JOB :: Copy out all of the data exactly as it appears.

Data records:
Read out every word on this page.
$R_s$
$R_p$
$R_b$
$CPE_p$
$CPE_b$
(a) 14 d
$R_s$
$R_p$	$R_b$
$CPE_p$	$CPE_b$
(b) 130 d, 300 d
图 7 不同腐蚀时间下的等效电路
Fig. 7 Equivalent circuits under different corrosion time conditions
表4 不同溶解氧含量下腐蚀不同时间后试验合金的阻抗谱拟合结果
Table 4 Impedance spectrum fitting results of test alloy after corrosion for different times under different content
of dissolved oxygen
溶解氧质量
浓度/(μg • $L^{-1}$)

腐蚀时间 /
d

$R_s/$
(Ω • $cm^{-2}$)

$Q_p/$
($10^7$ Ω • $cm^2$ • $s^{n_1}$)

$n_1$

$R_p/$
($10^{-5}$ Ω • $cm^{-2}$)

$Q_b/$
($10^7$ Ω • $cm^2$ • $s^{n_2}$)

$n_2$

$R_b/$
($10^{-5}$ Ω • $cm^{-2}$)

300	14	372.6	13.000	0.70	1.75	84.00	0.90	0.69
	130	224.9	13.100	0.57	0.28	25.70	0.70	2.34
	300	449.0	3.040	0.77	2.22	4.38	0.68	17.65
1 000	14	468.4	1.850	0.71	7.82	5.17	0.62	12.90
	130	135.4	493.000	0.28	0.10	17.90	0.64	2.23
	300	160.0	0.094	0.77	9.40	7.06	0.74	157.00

PROBLEM SOLUTION ::
Read out every word on this page.
$R_s$
$R_p$
$R_b$
$CPE_p$
$CPE_b$
(a) 14 d
$R_s$
$R_p$	$R_b$
$CPE_p$	$CPE_b$
(b) 130 d, 300 d
图 7 不同腐蚀时间下的等效电路
Fig. 7 Equivalent circuits under different corrosion time conditions
表4 不同溶解氧含量下腐蚀不同时间后试验合金的阻抗谱拟合结果
Table 4 Impedance spectrum fitting results of test alloy after corrosion for different times under different content
of dissolved oxygen
溶解氧质量
浓度/(μg • $L^{-1}$)

腐蚀时间 /
d

$R_s/$
(Ω • $cm^{-2}$)

$Q_p/$
($10^7$ Ω • $cm^2$ • $s^{n_1}$)

$n_1$

$R_p/$
($10^{-5}$ Ω • $cm^{-2}$)

$Q_b/$
($10^7$ Ω • $cm^2$ • $s^{n_2}$)

$n_2$

$R_b/$
($10^{-5}$ Ω • $cm^{-2}$)

300	14	372.6	13.000	0.70	1.75	84.00	0.90	0.69
	130	224.9	13.100	0.57	0.28	25.70	0.70	2.34
	300	449.0	3.040	0.77	2.22	4.38	0.68	17.65
1 000	14	468.4	1.850	0.71	7.82	5.17	0.62	12.90
	130	135.4	493.000	0.28	0.10	17.90	0.64	2.23
	300	160.0	0.094	0.77	9.40	7.06	0.74	157.00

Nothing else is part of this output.